# Aufgabe a:
Führen Sie jede Zeile der Datensätze auf, in der die Zeichenfolge "buttons" vorkommt.

Die Regelung ist im Grunde zu begrüßen.
Schon die ursprüngliche Regelung des Einigungsvertrags hat jedoch keine deutliche Vorsorge getroffen, dass Diplomjuristen, die ihr Diplom an der Juristischen Hochschule Potsdam-Eiche oder einer vergleichbaren Einrichtung erworben haben, hiervon ausgeschlossen bleiben müssten.
Die Juristische Hochschule Potsdam-Eiche war die Hochschule des MfS und hatte die Aufgabe, den juristischen Nachwuchs des Staatssicherheitsdienstes zu schulen. Diese Ausbildung, in der für ein rechtswissenschaftliches Studium grundlegende Gebiete wie das Zivilrecht nur eine untergeordnete Rolle spielten, war nur dem Namen, nicht aber dem Inhalt nach ein juristisches Studium. Aus diesem Grunde ist gemäß Einigungsvertrag Anlage I, Kapitel III, Sachgebiet A, Abschnitt III Nr. 8 Buchstabe y Doppelbuchstabe ee, ff, gg, hh und jj dort erworbenen juristischen Diplomen jegliche Anerkennung für die Ausübung juristischer Berufe versagt worden. Demgegenüber sehen weder die bisherige Regelung des Einigungsvertrags Anlage I Kapitel III Sachgebiet F Abschnitt III Buchstabe a noch die bisherige Fassung des Artikels 5 des Gesetzentwurfs für Bundesverfassungsrichter eine solche Einschränkung ausdrücklich vor. Daher sollte nunmehr in § 3 Abs. 2 BVerfGG für eine klare Regelung gesorgt werden.
3. Zu Artikel 16
In Artikel 16 sind nach dem Wort "wird" die Wörter "als Bundesrecht" einzufügen.
Begründung
Nach Artikel 16 des Gesetzentwurfs soll die Verordnung zur Kleinsiedlung und Bereitstellung von Kleingärten (2331-9) - ohne Einschränkungen - aufgehoben werden. Aufgehoben werden soll demnach auch Artikel 4 dieser Verordnung, wonach § 29 des Reichssiedlungsgesetzes auf die Bereitstellung von Kleingärten entsprechende Anwendung findet. § 29 Reichssiedlungsgesetz regelt die Befreiung von "allen Gebühren, ... Steuern des Reichs, der Bundesstaaten und sonstigen öffentlichen Körperschaften". Im Ergebnis bedeutet die entsprechende Anwendung dieser Regelung eine Befreiung von Gebühren und Steuern auch der Länder, um die Bereitschaft zu fördern, Kleingärten zur Verfügung zu stellen.
Soweit Gebühren und Steuern der Länder betroffen sind, sind § 29 Reichssiedlungsgesetz und Artikel 4 der Verordnung zur Kleinsiedlung und Bereitstellung von Kleingärten nach Artikel 125 GG (auch) Landesrecht. Dies kommt auch in der Aufnahme dieser Vorschriften in die entsprechenden Rechtssammlungen sowohl auf Bundes- als auch auf Landesebene zum Ausdruck.

# Aufgabe b:
Überarbeiten Sie den Ausgangstext von "Soweit Gebühren und" bis "Landesebene zum Ausdruck.", indem Sie "Rechtssammlungen" durch "Gesetzessammlungen" ersetzen, und geben Sie diesen Abschnitt vollständig wieder.

# Annotierte Elementeinträge:
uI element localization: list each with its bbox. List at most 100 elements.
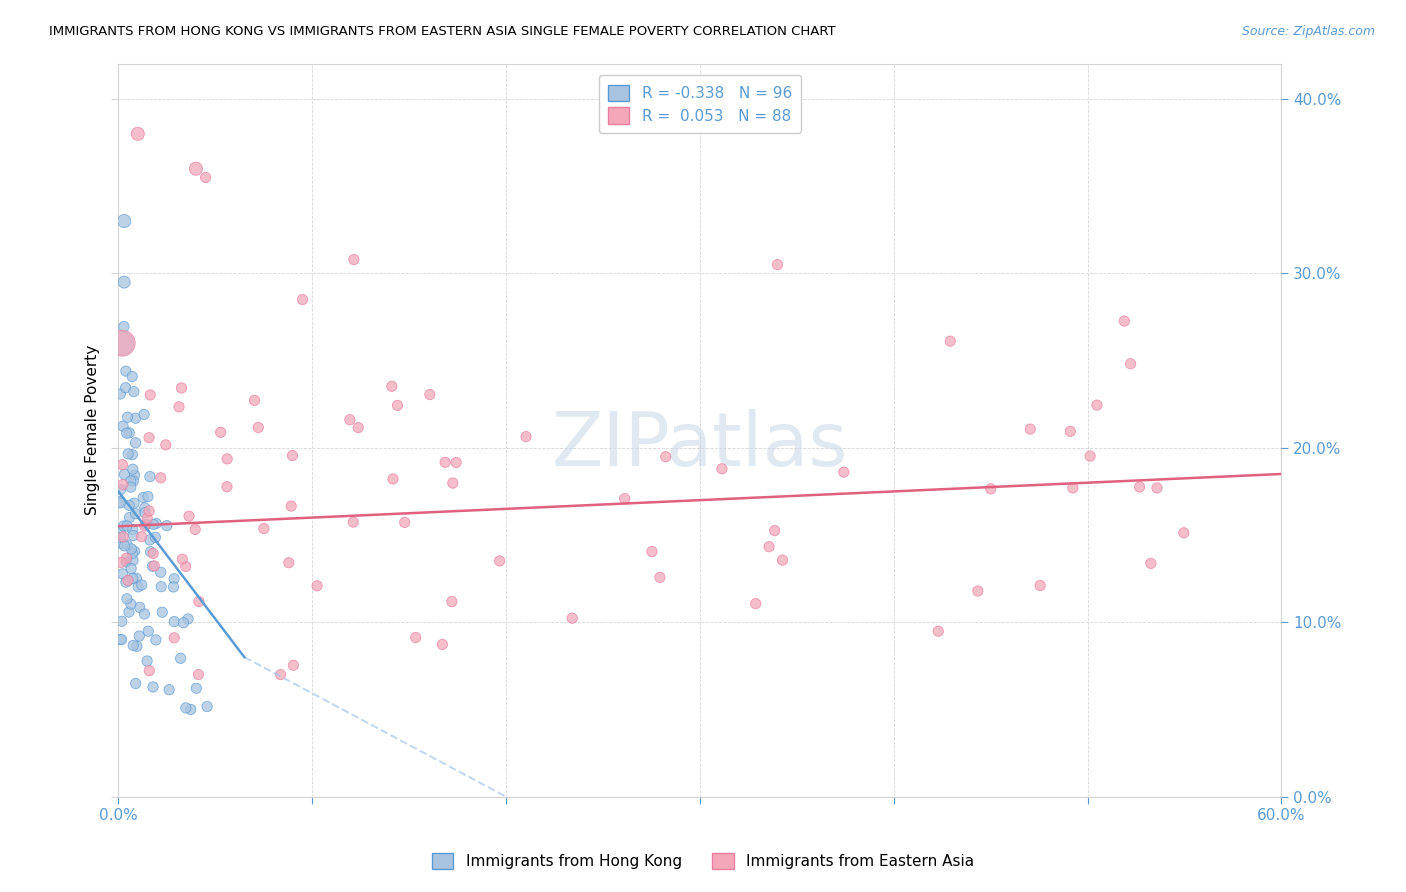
Point [136,511,159,525]
Legend: R = -0.338   N = 96, R =  0.053   N = 88: R = -0.338 N = 96, R = 0.053 N = 88 [599,75,801,133]
Point [115,555,138,569]
Legend: Immigrants from Hong Kong, Immigrants from Eastern Asia: Immigrants from Hong Kong, Immigrants fr… [426,847,980,875]
Point [122,528,145,542]
Point [136,624,159,639]
Point [980,482,1002,496]
Point [117,447,139,461]
Point [110,556,132,570]
Point [124,507,146,521]
Point [187,594,209,608]
Point [145,632,167,647]
Point [163,572,186,586]
Point [120,561,142,575]
Point [121,571,143,585]
Point [136,490,159,504]
Text: IMMIGRANTS FROM HONG KONG VS IMMIGRANTS FROM EASTERN ASIA SINGLE FEMALE POVERTY : IMMIGRANTS FROM HONG KONG VS IMMIGRANTS … [49,25,835,38]
Point [177,612,200,626]
Point [280,499,302,513]
Point [122,496,145,510]
Point [381,472,404,486]
Point [142,517,165,532]
Point [117,574,139,588]
Point [1085,398,1108,412]
Point [111,336,134,351]
Point [115,591,138,606]
Point [131,578,153,592]
Point [927,624,949,639]
Point [156,518,179,533]
Point [110,525,132,540]
Point [111,477,134,491]
Point [121,462,143,476]
Point [134,607,156,621]
Point [1119,357,1142,371]
Point [118,425,141,440]
Point [440,594,463,608]
Point [118,499,141,513]
Point [253,522,276,536]
Point [115,538,138,552]
Point [1129,480,1152,494]
Point [134,500,156,515]
Point [648,570,671,584]
Y-axis label: Single Female Poverty: Single Female Poverty [86,345,100,516]
Point [139,469,162,483]
Point [128,629,150,643]
Point [139,545,162,559]
Point [120,474,142,488]
Point [110,387,132,401]
Point [387,398,409,412]
Point [112,530,135,544]
Point [381,379,404,393]
Point [128,600,150,615]
Point [136,654,159,668]
Point [122,553,145,567]
Point [115,364,138,378]
Point [766,258,789,272]
Point [125,640,148,654]
Point [186,681,208,696]
Point [110,494,132,508]
Point [194,170,217,185]
Point [132,491,155,505]
Point [342,515,364,529]
Point [141,559,163,574]
Point [163,631,186,645]
Point [441,476,464,491]
Point [114,539,136,553]
Point [162,580,184,594]
Point [967,584,990,599]
Point [115,519,138,533]
Point [1029,578,1052,592]
Point [121,369,143,384]
Point [110,483,132,497]
Point [124,411,146,425]
Point [394,516,416,530]
Point [135,517,157,532]
Point [758,540,780,554]
Point [111,336,134,351]
Point [281,449,304,463]
Point [174,559,197,574]
Point [710,462,733,476]
Point [122,639,145,653]
Point [122,384,145,399]
Point [121,448,143,462]
Point [111,566,134,581]
Point [115,426,138,441]
Point [111,615,134,629]
Point [187,667,209,681]
Point [120,541,142,556]
Point [184,161,207,176]
Point [110,632,132,647]
Point [112,319,135,334]
Point [270,667,292,681]
Point [561,611,583,625]
Point [184,522,207,536]
Point [170,381,193,395]
Point [1062,481,1084,495]
Point [1019,422,1042,436]
Point [145,530,167,544]
Point [115,575,138,590]
Point [432,637,454,651]
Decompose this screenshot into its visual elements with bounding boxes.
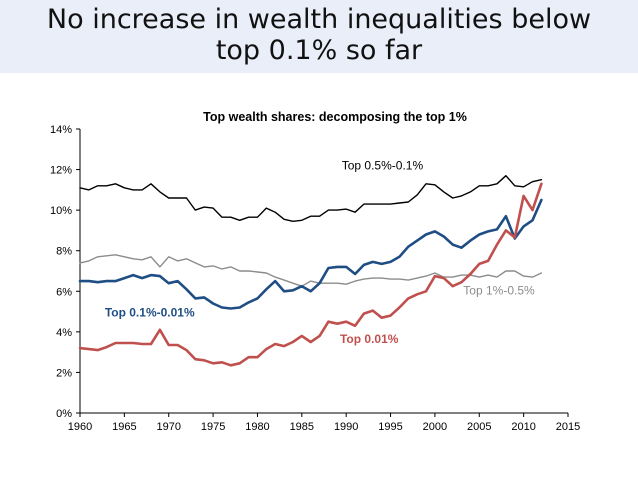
y-tick-label: 2%	[56, 367, 72, 379]
x-tick-label: 2010	[511, 421, 535, 433]
y-tick-label: 10%	[50, 205, 72, 217]
x-tick-label: 2000	[423, 421, 447, 433]
x-tick-label: 1960	[68, 421, 92, 433]
x-tick-label: 2005	[467, 421, 491, 433]
x-tick-label: 1995	[378, 421, 402, 433]
x-tick-label: 1975	[201, 421, 225, 433]
y-tick-label: 14%	[50, 124, 72, 136]
x-tick-label: 1970	[156, 421, 180, 433]
chart-annotations: Top 0.5%-0.1% Top 1%-0.5% Top 0.1%-0.01% To…	[105, 159, 535, 346]
series-line-top-0-1-0-01	[78, 198, 543, 310]
series-label: Top 0.1%-0.01%	[105, 306, 195, 320]
y-tick-label: 6%	[56, 286, 72, 298]
x-tick-label: 1965	[112, 421, 136, 433]
series-label: Top 1%-0.5%	[463, 283, 535, 297]
series-label: Top 0.5%-0.1%	[342, 159, 424, 173]
slide-header	[0, 0, 638, 73]
y-tick-label: 4%	[56, 327, 72, 339]
x-tick-label: 1985	[290, 421, 314, 433]
x-tick-label: 1980	[245, 421, 269, 433]
series-line-top-0-01	[78, 182, 543, 367]
chart-axes: 0% 2% 4% 6% 8% 10% 12% 14% 1960 1965 1970 1975 1980 1…	[50, 124, 580, 433]
slide-title-line-2: top 0.1% so far	[215, 35, 423, 66]
y-tick-label: 12%	[50, 165, 72, 177]
chart-series	[78, 174, 543, 367]
series-line-top-1-0-5	[79, 254, 543, 287]
x-tick-label: 1990	[334, 421, 358, 433]
slide-title-line-1: No increase in wealth inequalities below	[46, 4, 592, 35]
series-line-top-0-5-0-1	[79, 174, 543, 223]
slide-title: No increase in wealth inequalities below…	[0, 4, 638, 66]
series-label: Top 0.01%	[340, 332, 399, 346]
line-chart: Top wealth shares: decomposing the top 1…	[50, 110, 580, 433]
x-tick-label: 2015	[556, 421, 580, 433]
y-tick-label: 8%	[56, 246, 72, 258]
chart-title: Top wealth shares: decomposing the top 1…	[203, 110, 467, 124]
y-tick-label: 0%	[56, 408, 72, 420]
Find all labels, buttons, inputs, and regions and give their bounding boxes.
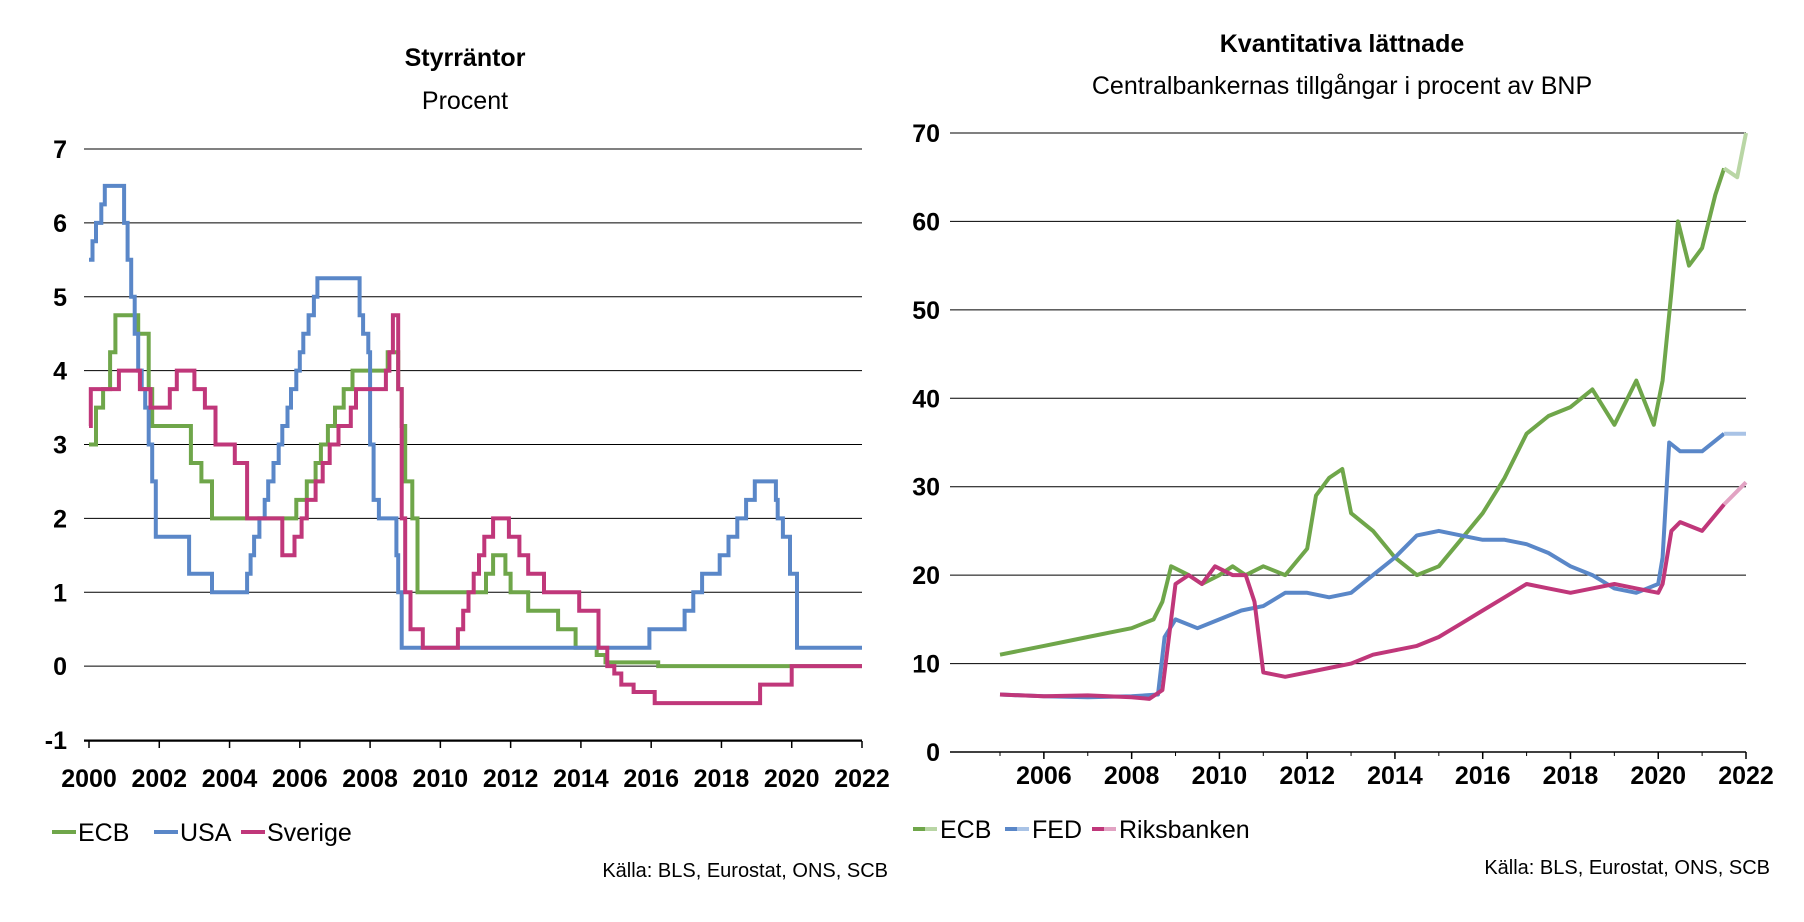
- y-axis-ticks: -1 0 1 2 3 4 5 6 7: [45, 136, 67, 755]
- x-tick-label: 2022: [1718, 762, 1774, 790]
- x-axis-ticks: 2000 2002 2004 2006 2008 2010 2012 2014 2016 2018…: [61, 765, 890, 793]
- source-note: Källa: BLS, Eurostat, ONS, SCB: [602, 860, 888, 882]
- y-tick-label: 7: [53, 136, 67, 164]
- x-tick-label: 2006: [272, 765, 328, 793]
- y-tick-label: 0: [926, 739, 940, 767]
- legend-label-ecb: ECB: [78, 819, 129, 847]
- x-tick-label: 2002: [131, 765, 187, 793]
- chart-title: Kvantitativa lättnade: [1220, 30, 1465, 58]
- legend-label-ecb: ECB: [940, 816, 991, 844]
- y-tick-label: 6: [53, 210, 67, 238]
- x-tick-label: 2014: [553, 765, 609, 793]
- series-lines: [999, 132, 1748, 701]
- x-tick-label: 2020: [1630, 762, 1686, 790]
- y-tick-label: 4: [53, 358, 67, 386]
- y-tick-label: 0: [53, 653, 67, 681]
- chart-subtitle: Centralbankernas tillgångar i procent av…: [1092, 72, 1592, 100]
- chart-kvantitativa-lattnade: Kvantitativa lättnade Centralbankernas t…: [912, 30, 1774, 879]
- source-note: Källa: BLS, Eurostat, ONS, SCB: [1484, 857, 1770, 879]
- x-tick-label: 2010: [413, 765, 469, 793]
- x-axis-ticks: 2006 2008 2010 2012 2014 2016 2018 2020 2022: [1016, 762, 1774, 790]
- x-tick-label: 2012: [483, 765, 539, 793]
- series-line-ecb: [999, 167, 1726, 657]
- x-tick-label: 2016: [623, 765, 679, 793]
- y-tick-label: -1: [45, 727, 67, 755]
- legend-label-riksbanken: Riksbanken: [1119, 816, 1250, 844]
- x-axis: [950, 751, 1747, 759]
- y-tick-label: 10: [912, 651, 940, 679]
- y-tick-label: 5: [53, 284, 67, 312]
- y-tick-label: 3: [53, 432, 67, 460]
- x-tick-label: 2008: [342, 765, 398, 793]
- x-tick-label: 2008: [1104, 762, 1160, 790]
- y-tick-label: 20: [912, 562, 940, 590]
- legend-label-fed: FED: [1032, 816, 1082, 844]
- y-tick-label: 70: [912, 120, 940, 148]
- y-gridlines: [950, 132, 1746, 753]
- x-tick-label: 2022: [834, 765, 890, 793]
- series-line-sverige: [88, 313, 862, 706]
- y-tick-label: 60: [912, 208, 940, 236]
- series-line-ecb: [89, 313, 862, 669]
- y-tick-label: 1: [53, 579, 67, 607]
- x-tick-label: 2004: [202, 765, 258, 793]
- legend-label-sverige: Sverige: [267, 819, 352, 847]
- series-lines: [88, 183, 862, 706]
- x-tick-label: 2010: [1192, 762, 1248, 790]
- y-tick-label: 50: [912, 297, 940, 325]
- y-tick-label: 40: [912, 385, 940, 413]
- x-tick-label: 2014: [1367, 762, 1423, 790]
- legend: ECB FED Riksbanken: [913, 816, 1250, 844]
- x-tick-label: 2016: [1455, 762, 1511, 790]
- x-tick-label: 2012: [1279, 762, 1335, 790]
- series-line-riksbanken-projection: [1722, 480, 1748, 506]
- y-tick-label: 30: [912, 474, 940, 502]
- chart-title: Styrräntor: [405, 44, 526, 72]
- x-axis: [84, 740, 863, 748]
- legend-label-usa: USA: [180, 819, 232, 847]
- series-line-riksbanken: [999, 503, 1726, 701]
- y-gridlines: [84, 148, 862, 741]
- x-tick-label: 2000: [61, 765, 117, 793]
- x-tick-label: 2018: [694, 765, 750, 793]
- x-tick-label: 2006: [1016, 762, 1072, 790]
- series-line-ecb-projection: [1722, 132, 1748, 180]
- y-axis-ticks: 0 10 20 30 40 50 60 70: [912, 120, 940, 767]
- chart-subtitle: Procent: [422, 87, 508, 115]
- x-tick-label: 2020: [764, 765, 820, 793]
- y-tick-label: 2: [53, 505, 67, 533]
- x-tick-label: 2018: [1543, 762, 1599, 790]
- legend: ECB USA Sverige: [52, 819, 352, 847]
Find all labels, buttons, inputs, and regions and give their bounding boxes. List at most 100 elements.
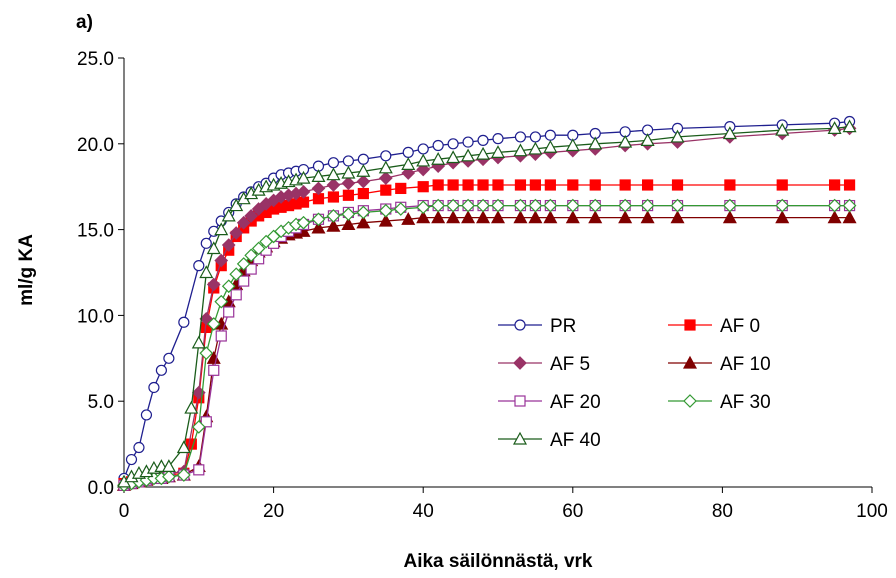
data-point-af-30 [176,468,191,482]
data-point-af-10 [490,210,506,224]
data-point-af-40 [490,145,506,158]
data-point-af-30 [341,207,356,222]
data-point-af-30 [640,198,655,213]
x-tick-label: 80 [712,501,733,522]
data-point-af-20 [200,416,212,428]
data-point-af-40 [565,138,580,152]
data-point-af-30 [543,198,558,213]
data-point-af-20 [238,275,250,287]
y-tick-label: 25.0 [77,49,114,70]
legend-item-af-20: AF 20 [498,392,601,413]
x-tick-label: 40 [413,501,434,522]
data-point-af-5 [296,184,311,199]
legend: PR AF 0 AF 5 AF 10 AF 20 AF 30 AF 40 [498,316,771,451]
data-point-af-40 [431,151,446,165]
data-point-af-5 [311,181,326,196]
legend-marker [512,431,528,445]
data-point-af-10 [416,210,431,224]
x-axis-title: Aika säilönnästä, vrk [403,551,592,572]
data-point-af-0 [492,179,504,191]
legend-marker [514,395,526,407]
data-point-af-30 [565,198,580,213]
data-point-af-5 [229,226,244,240]
data-point-af-40 [775,122,790,136]
legend-label: AF 10 [720,354,771,375]
data-point-af-40 [206,241,221,255]
data-point-af-30 [393,202,408,216]
data-point-pr [357,153,369,165]
data-point-af-10 [565,210,580,224]
series-af-30 [117,198,857,493]
legend-marker [514,319,526,331]
data-point-af-30 [528,198,543,213]
data-point-af-10 [775,210,790,224]
data-point-af-30 [206,317,221,331]
data-point-af-30 [491,198,505,213]
data-point-af-10 [356,215,371,229]
data-point-af-10 [842,210,857,224]
data-point-af-40 [640,133,655,146]
data-point-pr [193,260,205,272]
legend-label: AF 40 [550,430,601,451]
data-point-pr [529,131,542,143]
data-point-af-5 [356,174,371,189]
data-point-af-40 [401,157,416,170]
data-point-af-30 [476,198,490,213]
data-point-af-40 [199,265,214,279]
data-point-af-40 [296,170,311,184]
data-point-af-30 [199,346,214,361]
data-point-af-20 [208,364,220,376]
data-point-pr [178,316,190,328]
data-point-pr [327,157,340,169]
data-point-af-40 [214,222,229,236]
data-point-pr [200,237,212,249]
data-point-af-5 [214,253,229,268]
data-point-af-40 [588,136,603,150]
data-point-af-0 [432,179,444,191]
data-point-af-0 [342,189,354,201]
data-point-af-10 [618,210,633,224]
data-point-pr [544,129,556,141]
data-point-af-20 [215,330,227,342]
data-point-pr [492,133,504,145]
data-point-pr [477,134,489,146]
y-tick-label: 15.0 [77,221,114,242]
data-point-pr [342,155,354,167]
data-point-af-40 [311,169,326,183]
data-point-af-20 [245,263,257,275]
data-point-af-40 [416,153,431,167]
data-point-af-30 [416,200,431,215]
data-point-af-10 [543,210,558,224]
legend-marker [684,319,696,331]
data-point-pr [447,138,459,150]
data-point-af-40 [221,208,236,222]
data-point-af-10 [311,220,326,234]
data-point-pr [155,364,167,376]
data-point-af-40 [446,150,461,164]
data-point-af-5 [244,209,259,223]
legend-item-af-0: AF 0 [668,316,760,337]
data-point-af-0 [357,187,369,200]
data-point-af-5 [206,277,221,292]
legend-marker [683,394,697,408]
data-point-af-30 [461,198,475,213]
series-line-af-10 [123,216,850,486]
data-point-pr [514,131,527,143]
data-point-af-10 [513,210,528,224]
data-point-af-10 [476,210,491,224]
x-tick-label: 0 [119,501,130,522]
data-point-af-10 [401,212,416,225]
legend-label: AF 0 [720,316,760,337]
x-tick-label: 20 [263,501,284,522]
data-point-af-10 [670,210,685,224]
data-point-af-0 [828,179,841,191]
data-point-af-0 [724,179,736,191]
data-point-af-30 [236,257,251,271]
data-point-af-40 [378,160,393,174]
data-point-af-0 [589,179,601,191]
data-point-af-0 [462,179,474,191]
data-point-af-20 [193,464,205,476]
legend-item-af-40: AF 40 [498,430,601,451]
data-point-af-40 [461,148,476,162]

# Lösung a:
Find all labels, buttons, inputs, and regions and give their bounding boxes.
Find all labels, buttons, inputs, and regions and give their bounding boxes. List at most 100 elements.

# Lösung b:
Soweit Gebühren und Steuern der Länder betroffen sind, sind § 29 Reichssiedlungsgesetz und Artikel 4 der Verordnung zur Kleinsiedlung und Bereitstellung von Kleingärten nach Artikel 125 GG (auch) Landesrecht. Dies kommt auch in der Aufnahme dieser Vorschriften in die entsprechenden Gesetzessammlungen sowohl auf Bundes- als auch auf Landesebene zum Ausdruck.